Figure contents as structured data
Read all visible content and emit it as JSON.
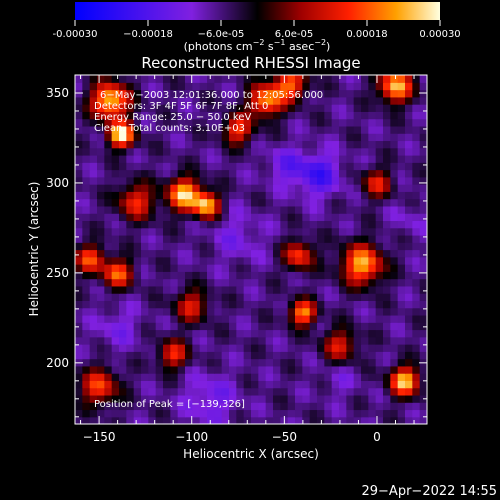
{
  "chart_data": {
    "type": "heatmap",
    "title": "Reconstructed RHESSI Image",
    "xlabel": "Heliocentric X (arcsec)",
    "ylabel": "Heliocentric Y (arcsec)",
    "xlim": [
      -163,
      27
    ],
    "ylim": [
      166,
      360
    ],
    "x_ticks": [
      -150,
      -100,
      -50,
      0
    ],
    "x_tick_labels": [
      "−150",
      "−100",
      "−50",
      "0"
    ],
    "y_ticks": [
      200,
      250,
      300,
      350
    ],
    "y_tick_labels": [
      "200",
      "250",
      "300",
      "350"
    ],
    "colorbar": {
      "range": [
        -0.0003,
        0.0003
      ],
      "tick_values": [
        -0.0003,
        -0.00018,
        -6e-05,
        6e-05,
        0.00018,
        0.0003
      ],
      "tick_labels": [
        "-0.00030",
        "−0.00018",
        "−6.0e-05",
        "6.0e-05",
        "0.00018",
        "0.00030"
      ],
      "units_label": "(photons cm",
      "units_exp1": "−2",
      "units_mid": " s",
      "units_exp2": "−1",
      "units_mid2": " asec",
      "units_exp3": "−2",
      "units_end": ")"
    },
    "annotations": [
      "6−May−2003 12:01:36.000 to 12:05:56.000",
      "Detectors: 3F 4F 5F 6F 7F 8F, Att 0",
      "Energy Range: 25.0 − 50.0 keV",
      "Clean.  Total counts: 3.10E+03"
    ],
    "peak_label": "Position of Peak = [−139,326]",
    "peak_position": [
      -139,
      326
    ],
    "bright_sources": [
      {
        "x": -144,
        "y": 346,
        "value": 0.00027,
        "radius": 10
      },
      {
        "x": -138,
        "y": 327,
        "value": 0.0003,
        "radius": 7
      },
      {
        "x": -104,
        "y": 294,
        "value": 0.00026,
        "radius": 9
      },
      {
        "x": -92,
        "y": 288,
        "value": 0.00024,
        "radius": 7
      },
      {
        "x": -60,
        "y": 346,
        "value": 0.00022,
        "radius": 9
      },
      {
        "x": -47,
        "y": 355,
        "value": 0.00018,
        "radius": 9
      },
      {
        "x": 10,
        "y": 354,
        "value": 0.00025,
        "radius": 9
      },
      {
        "x": -75,
        "y": 330,
        "value": 0.00016,
        "radius": 8
      },
      {
        "x": -8,
        "y": 255,
        "value": 0.00024,
        "radius": 11
      },
      {
        "x": -42,
        "y": 260,
        "value": 0.00016,
        "radius": 8
      },
      {
        "x": -155,
        "y": 258,
        "value": 0.00016,
        "radius": 8
      },
      {
        "x": -140,
        "y": 250,
        "value": 0.00018,
        "radius": 8
      },
      {
        "x": -40,
        "y": 228,
        "value": 0.00022,
        "radius": 7
      },
      {
        "x": -100,
        "y": 232,
        "value": 0.00012,
        "radius": 9
      },
      {
        "x": 15,
        "y": 190,
        "value": 0.00026,
        "radius": 8
      },
      {
        "x": -150,
        "y": 187,
        "value": 0.00016,
        "radius": 10
      },
      {
        "x": -110,
        "y": 205,
        "value": 0.00014,
        "radius": 8
      },
      {
        "x": -20,
        "y": 210,
        "value": 0.00012,
        "radius": 9
      },
      {
        "x": -130,
        "y": 290,
        "value": 0.00014,
        "radius": 10
      },
      {
        "x": 0,
        "y": 300,
        "value": 0.00012,
        "radius": 8
      }
    ],
    "negative_regions": [
      {
        "x": -32,
        "y": 305,
        "value": -0.0002,
        "radius": 12
      },
      {
        "x": -50,
        "y": 310,
        "value": -0.00014,
        "radius": 10
      },
      {
        "x": -75,
        "y": 270,
        "value": -0.00012,
        "radius": 14
      },
      {
        "x": -90,
        "y": 180,
        "value": -0.00014,
        "radius": 14
      },
      {
        "x": -140,
        "y": 220,
        "value": -0.00012,
        "radius": 12
      },
      {
        "x": -20,
        "y": 190,
        "value": -0.0001,
        "radius": 10
      },
      {
        "x": 18,
        "y": 280,
        "value": -0.0001,
        "radius": 10
      }
    ],
    "background_value": -6e-05,
    "colormap_stops": [
      {
        "v": 0.0,
        "color": "#0000ff"
      },
      {
        "v": 0.32,
        "color": "#8020e0"
      },
      {
        "v": 0.5,
        "color": "#000000"
      },
      {
        "v": 0.62,
        "color": "#a00000"
      },
      {
        "v": 0.75,
        "color": "#ff2000"
      },
      {
        "v": 0.88,
        "color": "#ffa000"
      },
      {
        "v": 1.0,
        "color": "#ffffe0"
      }
    ]
  },
  "footer": {
    "timestamp": "29−Apr−2022 14:55"
  }
}
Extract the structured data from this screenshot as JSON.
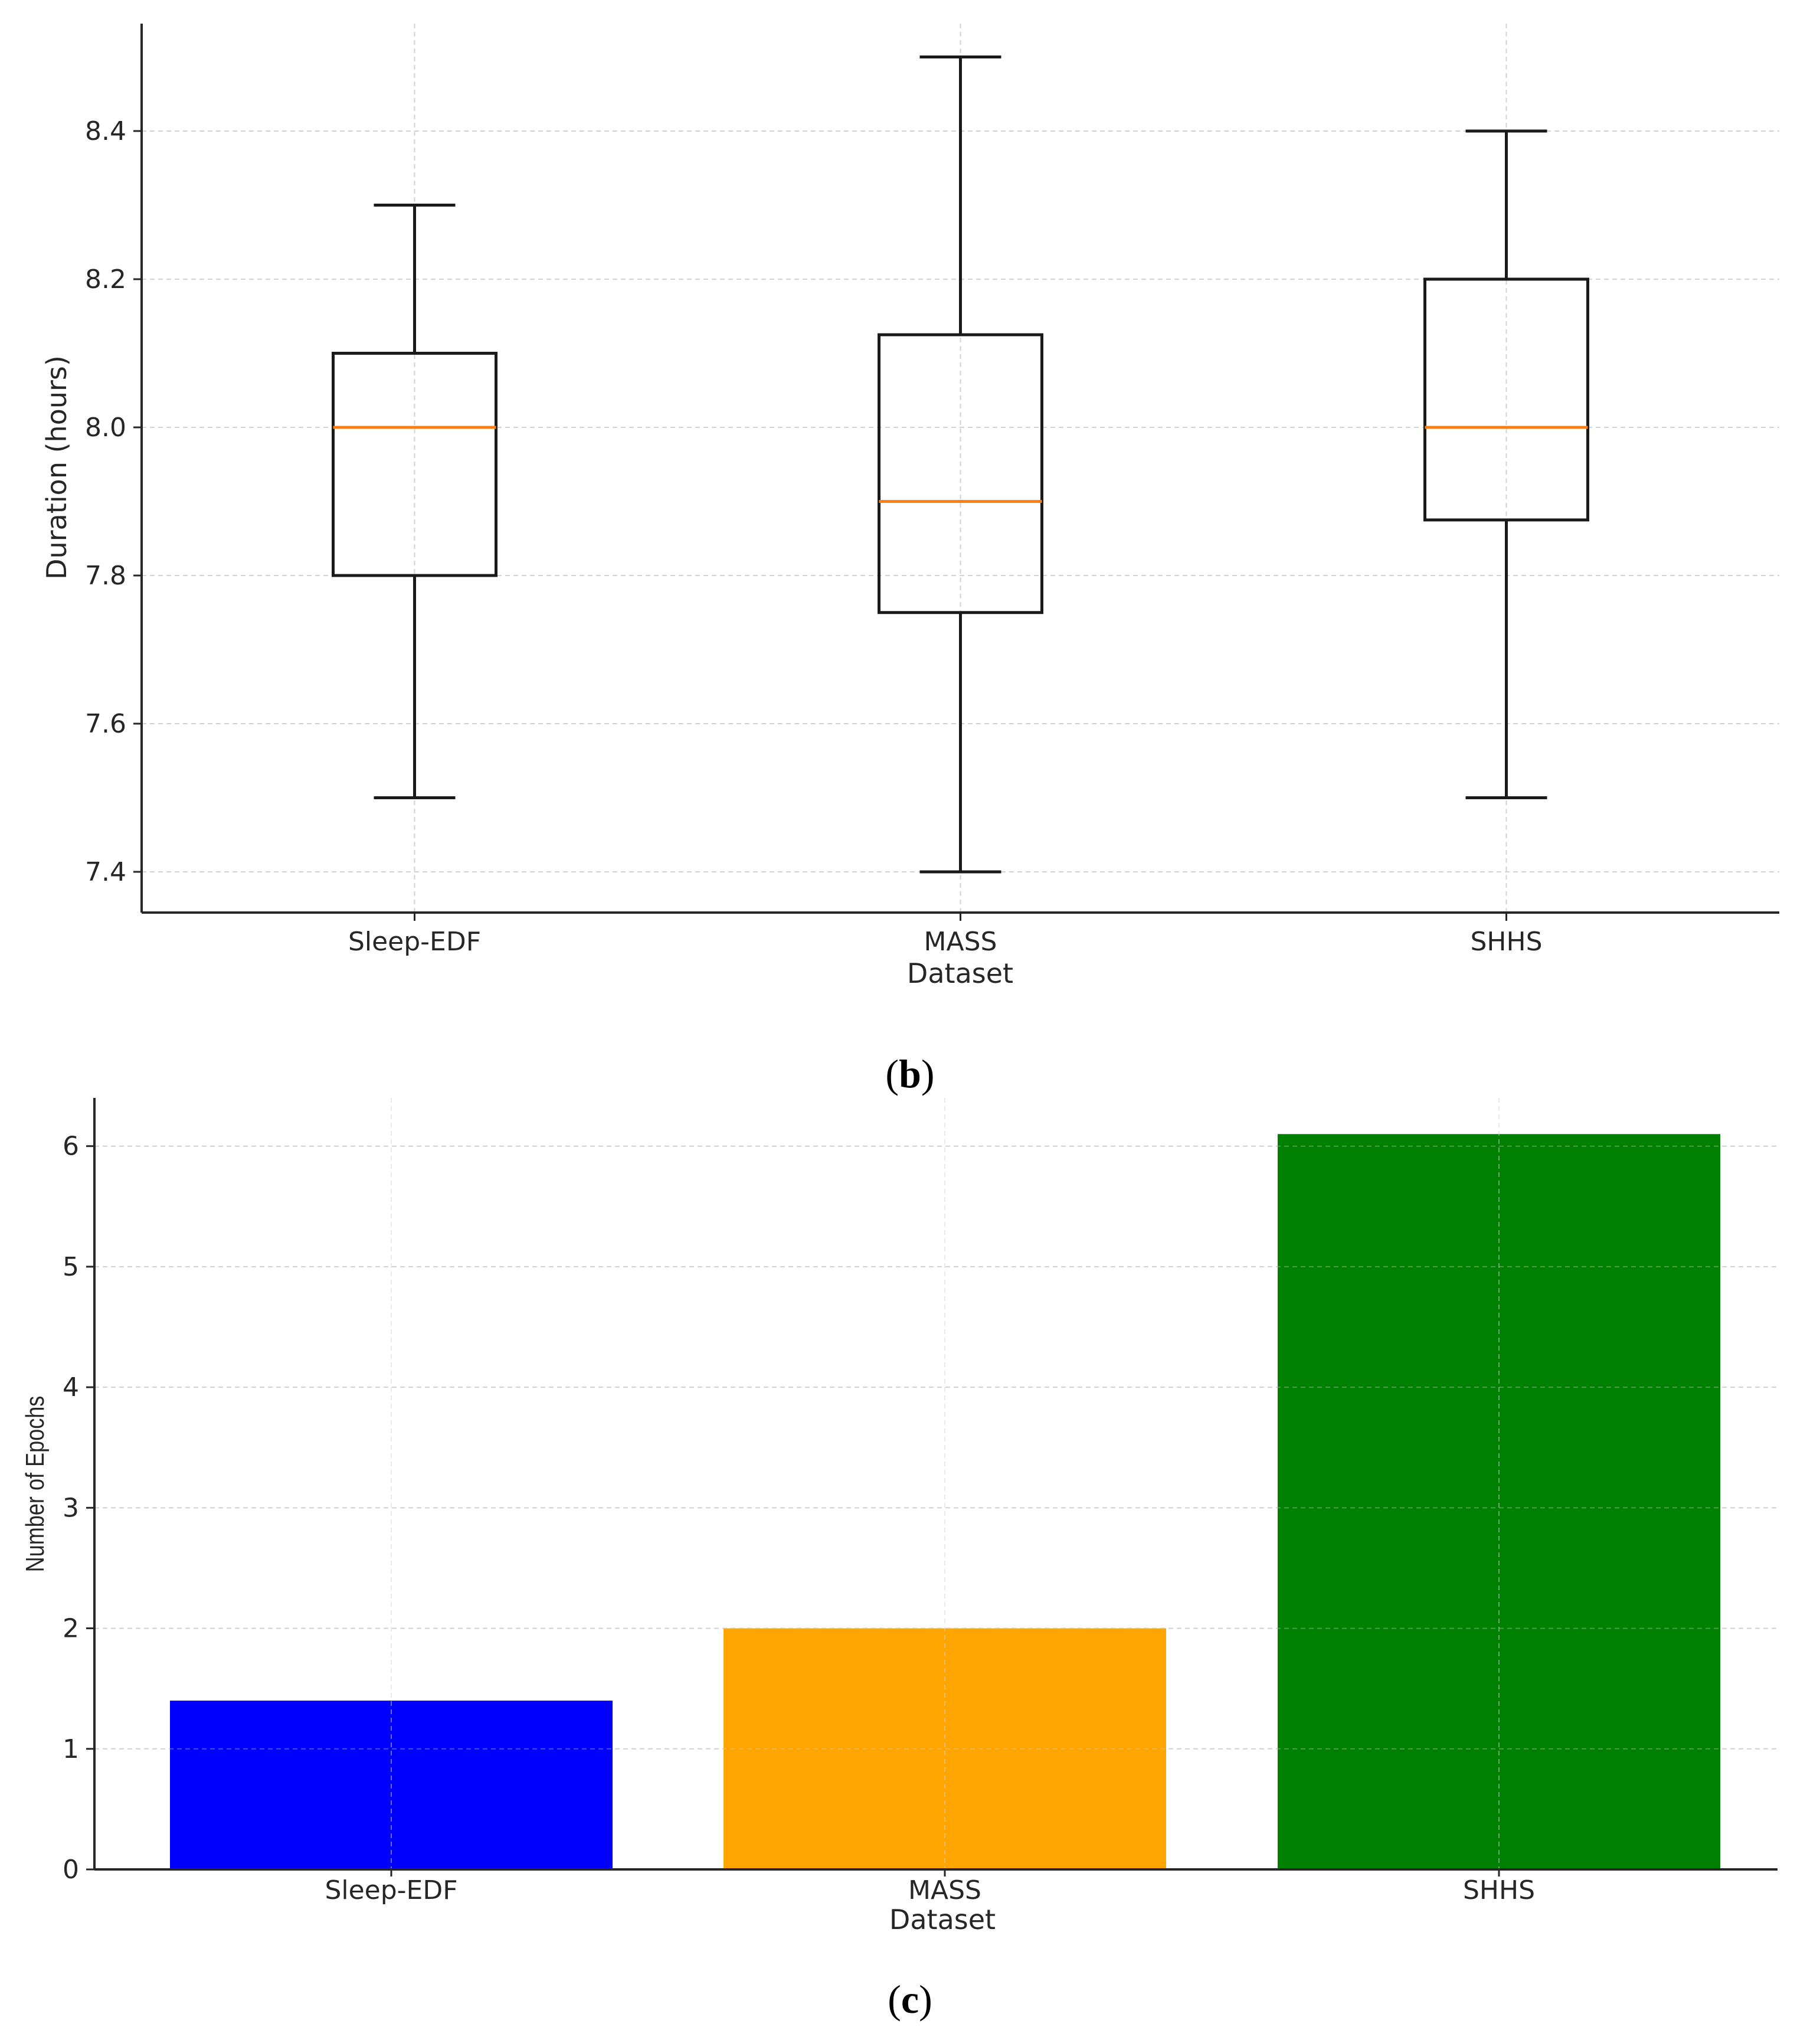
{
  "chart_data": [
    {
      "type": "box",
      "panel": "b",
      "caption_letter": "b",
      "caption_open": "(",
      "caption_close": ")",
      "xlabel": "Dataset",
      "ylabel": "Duration (hours)",
      "categories": [
        "Sleep-EDF",
        "MASS",
        "SHHS"
      ],
      "boxes": [
        {
          "name": "Sleep-EDF",
          "whisker_low": 7.5,
          "q1": 7.8,
          "median": 8.0,
          "q3": 8.1,
          "whisker_high": 8.3
        },
        {
          "name": "MASS",
          "whisker_low": 7.4,
          "q1": 7.75,
          "median": 7.9,
          "q3": 8.125,
          "whisker_high": 8.5
        },
        {
          "name": "SHHS",
          "whisker_low": 7.5,
          "q1": 7.875,
          "median": 8.0,
          "q3": 8.2,
          "whisker_high": 8.4
        }
      ],
      "yticks": [
        "7.4",
        "7.6",
        "7.8",
        "8.0",
        "8.2",
        "8.4"
      ],
      "ylim": [
        7.345,
        8.545
      ],
      "grid": true,
      "median_color": "#ff7f0e",
      "box_color": "#1a1a1a"
    },
    {
      "type": "bar",
      "panel": "c",
      "caption_letter": "c",
      "caption_open": "(",
      "caption_close": ")",
      "xlabel": "Dataset",
      "ylabel": "Number of Epochs",
      "categories": [
        "Sleep-EDF",
        "MASS",
        "SHHS"
      ],
      "values": [
        1.4,
        2.0,
        6.1
      ],
      "colors": [
        "#0000ff",
        "#ffa500",
        "#008000"
      ],
      "yticks": [
        "0",
        "1",
        "2",
        "3",
        "4",
        "5",
        "6"
      ],
      "ylim": [
        0,
        6.4
      ],
      "grid": true
    }
  ]
}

_Objective:_ Reproduce the material in its entirety and word for word, without the pictures.

_Full solution:_
Read all visible content and emit it as JSON.
{
  "chart_data": {
    "type": "heatmap",
    "title": "Reconstructed RHESSI Image",
    "xlabel": "Heliocentric X (arcsec)",
    "ylabel": "Heliocentric Y (arcsec)",
    "xlim": [
      -163,
      27
    ],
    "ylim": [
      166,
      360
    ],
    "x_ticks": [
      -150,
      -100,
      -50,
      0
    ],
    "x_tick_labels": [
      "−150",
      "−100",
      "−50",
      "0"
    ],
    "y_ticks": [
      200,
      250,
      300,
      350
    ],
    "y_tick_labels": [
      "200",
      "250",
      "300",
      "350"
    ],
    "colorbar": {
      "range": [
        -0.0003,
        0.0003
      ],
      "tick_values": [
        -0.0003,
        -0.00018,
        -6e-05,
        6e-05,
        0.00018,
        0.0003
      ],
      "tick_labels": [
        "-0.00030",
        "−0.00018",
        "−6.0e-05",
        "6.0e-05",
        "0.00018",
        "0.00030"
      ],
      "units_label": "(photons cm",
      "units_exp1": "−2",
      "units_mid": " s",
      "units_exp2": "−1",
      "units_mid2": " asec",
      "units_exp3": "−2",
      "units_end": ")"
    },
    "annotations": [
      "6−May−2003 12:01:36.000 to 12:05:56.000",
      "Detectors: 3F 4F 5F 6F 7F 8F, Att 0",
      "Energy Range: 25.0 − 50.0 keV",
      "Clean.  Total counts: 3.10E+03"
    ],
    "peak_label": "Position of Peak = [−139,326]",
    "peak_position": [
      -139,
      326
    ],
    "bright_sources": [
      {
        "x": -144,
        "y": 346,
        "value": 0.00027,
        "radius": 10
      },
      {
        "x": -138,
        "y": 327,
        "value": 0.0003,
        "radius": 7
      },
      {
        "x": -104,
        "y": 294,
        "value": 0.00026,
        "radius": 9
      },
      {
        "x": -92,
        "y": 288,
        "value": 0.00024,
        "radius": 7
      },
      {
        "x": -60,
        "y": 346,
        "value": 0.00022,
        "radius": 9
      },
      {
        "x": -47,
        "y": 355,
        "value": 0.00018,
        "radius": 9
      },
      {
        "x": 10,
        "y": 354,
        "value": 0.00025,
        "radius": 9
      },
      {
        "x": -75,
        "y": 330,
        "value": 0.00016,
        "radius": 8
      },
      {
        "x": -8,
        "y": 255,
        "value": 0.00024,
        "radius": 11
      },
      {
        "x": -42,
        "y": 260,
        "value": 0.00016,
        "radius": 8
      },
      {
        "x": -155,
        "y": 258,
        "value": 0.00016,
        "radius": 8
      },
      {
        "x": -140,
        "y": 250,
        "value": 0.00018,
        "radius": 8
      },
      {
        "x": -40,
        "y": 228,
        "value": 0.00022,
        "radius": 7
      },
      {
        "x": -100,
        "y": 232,
        "value": 0.00012,
        "radius": 9
      },
      {
        "x": 15,
        "y": 190,
        "value": 0.00026,
        "radius": 8
      },
      {
        "x": -150,
        "y": 187,
        "value": 0.00016,
        "radius": 10
      },
      {
        "x": -110,
        "y": 205,
        "value": 0.00014,
        "radius": 8
      },
      {
        "x": -20,
        "y": 210,
        "value": 0.00012,
        "radius": 9
      },
      {
        "x": -130,
        "y": 290,
        "value": 0.00014,
        "radius": 10
      },
      {
        "x": 0,
        "y": 300,
        "value": 0.00012,
        "radius": 8
      }
    ],
    "negative_regions": [
      {
        "x": -32,
        "y": 305,
        "value": -0.0002,
        "radius": 12
      },
      {
        "x": -50,
        "y": 310,
        "value": -0.00014,
        "radius": 10
      },
      {
        "x": -75,
        "y": 270,
        "value": -0.00012,
        "radius": 14
      },
      {
        "x": -90,
        "y": 180,
        "value": -0.00014,
        "radius": 14
      },
      {
        "x": -140,
        "y": 220,
        "value": -0.00012,
        "radius": 12
      },
      {
        "x": -20,
        "y": 190,
        "value": -0.0001,
        "radius": 10
      },
      {
        "x": 18,
        "y": 280,
        "value": -0.0001,
        "radius": 10
      }
    ],
    "background_value": -6e-05,
    "colormap_stops": [
      {
        "v": 0.0,
        "color": "#0000ff"
      },
      {
        "v": 0.32,
        "color": "#8020e0"
      },
      {
        "v": 0.5,
        "color": "#000000"
      },
      {
        "v": 0.62,
        "color": "#a00000"
      },
      {
        "v": 0.75,
        "color": "#ff2000"
      },
      {
        "v": 0.88,
        "color": "#ffa000"
      },
      {
        "v": 1.0,
        "color": "#ffffe0"
      }
    ]
  },
  "footer": {
    "timestamp": "29−Apr−2022 14:55"
  }
}
Extract the structured data from this screenshot as JSON.
{
  "chart_data": [
    {
      "type": "box",
      "panel": "b",
      "caption_letter": "b",
      "caption_open": "(",
      "caption_close": ")",
      "xlabel": "Dataset",
      "ylabel": "Duration (hours)",
      "categories": [
        "Sleep-EDF",
        "MASS",
        "SHHS"
      ],
      "boxes": [
        {
          "name": "Sleep-EDF",
          "whisker_low": 7.5,
          "q1": 7.8,
          "median": 8.0,
          "q3": 8.1,
          "whisker_high": 8.3
        },
        {
          "name": "MASS",
          "whisker_low": 7.4,
          "q1": 7.75,
          "median": 7.9,
          "q3": 8.125,
          "whisker_high": 8.5
        },
        {
          "name": "SHHS",
          "whisker_low": 7.5,
          "q1": 7.875,
          "median": 8.0,
          "q3": 8.2,
          "whisker_high": 8.4
        }
      ],
      "yticks": [
        "7.4",
        "7.6",
        "7.8",
        "8.0",
        "8.2",
        "8.4"
      ],
      "ylim": [
        7.345,
        8.545
      ],
      "grid": true,
      "median_color": "#ff7f0e",
      "box_color": "#1a1a1a"
    },
    {
      "type": "bar",
      "panel": "c",
      "caption_letter": "c",
      "caption_open": "(",
      "caption_close": ")",
      "xlabel": "Dataset",
      "ylabel": "Number of Epochs",
      "categories": [
        "Sleep-EDF",
        "MASS",
        "SHHS"
      ],
      "values": [
        1.4,
        2.0,
        6.1
      ],
      "colors": [
        "#0000ff",
        "#ffa500",
        "#008000"
      ],
      "yticks": [
        "0",
        "1",
        "2",
        "3",
        "4",
        "5",
        "6"
      ],
      "ylim": [
        0,
        6.4
      ],
      "grid": true
    }
  ]
}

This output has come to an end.